Your objective -
Compute how many lines in the entries below contain "share", and output nothing but the number.

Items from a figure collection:
• • • • •
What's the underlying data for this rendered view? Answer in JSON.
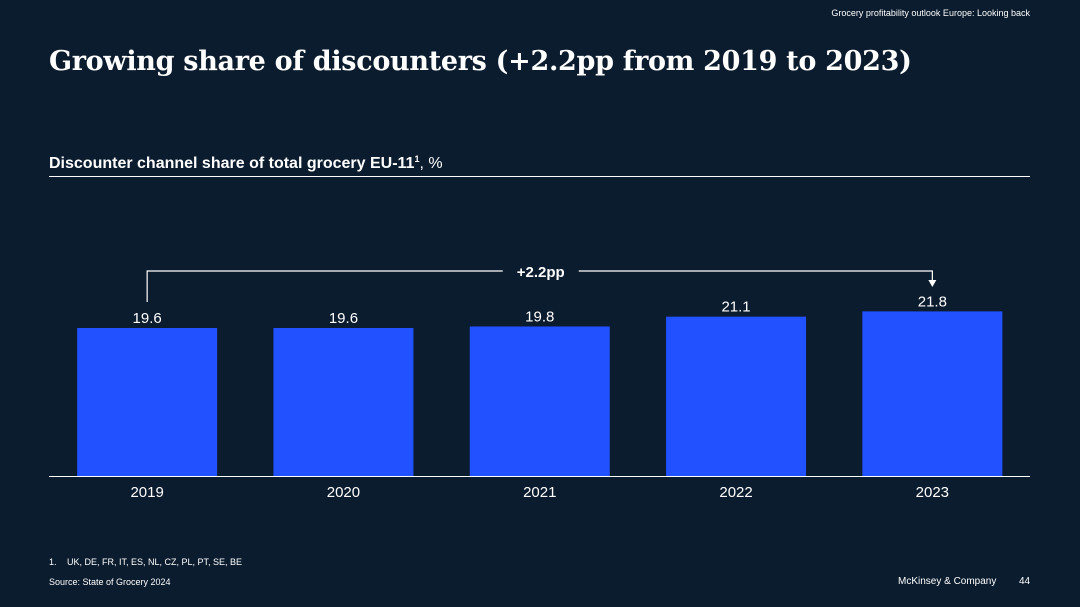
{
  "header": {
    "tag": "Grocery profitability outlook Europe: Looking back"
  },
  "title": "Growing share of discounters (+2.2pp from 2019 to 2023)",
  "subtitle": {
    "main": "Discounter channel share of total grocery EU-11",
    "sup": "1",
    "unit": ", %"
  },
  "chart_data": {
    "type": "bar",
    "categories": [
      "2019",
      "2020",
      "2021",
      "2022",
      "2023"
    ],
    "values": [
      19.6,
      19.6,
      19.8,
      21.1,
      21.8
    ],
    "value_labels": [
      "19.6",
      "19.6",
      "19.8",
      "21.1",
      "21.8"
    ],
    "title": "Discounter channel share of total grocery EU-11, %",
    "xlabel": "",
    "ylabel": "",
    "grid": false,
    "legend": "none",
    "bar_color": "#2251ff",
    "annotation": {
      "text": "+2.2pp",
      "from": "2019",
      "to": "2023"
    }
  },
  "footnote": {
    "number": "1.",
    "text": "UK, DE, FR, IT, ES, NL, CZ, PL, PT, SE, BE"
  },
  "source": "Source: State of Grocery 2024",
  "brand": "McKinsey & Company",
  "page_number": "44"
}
• • • • •
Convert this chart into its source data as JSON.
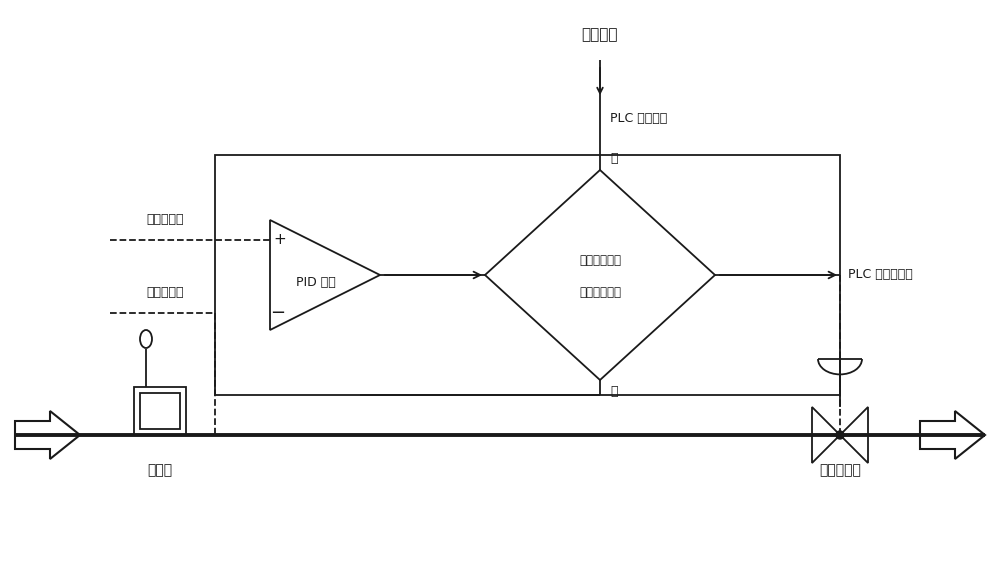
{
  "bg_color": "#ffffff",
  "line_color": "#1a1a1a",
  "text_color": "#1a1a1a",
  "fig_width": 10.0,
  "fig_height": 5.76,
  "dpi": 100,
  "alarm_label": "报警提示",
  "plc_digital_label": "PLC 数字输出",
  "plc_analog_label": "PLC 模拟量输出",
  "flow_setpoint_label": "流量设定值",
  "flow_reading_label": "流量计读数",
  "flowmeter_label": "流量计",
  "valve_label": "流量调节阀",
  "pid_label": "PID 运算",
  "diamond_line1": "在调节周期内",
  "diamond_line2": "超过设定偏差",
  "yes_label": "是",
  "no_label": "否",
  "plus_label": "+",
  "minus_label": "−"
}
• • • • •
Result for this exercise -
3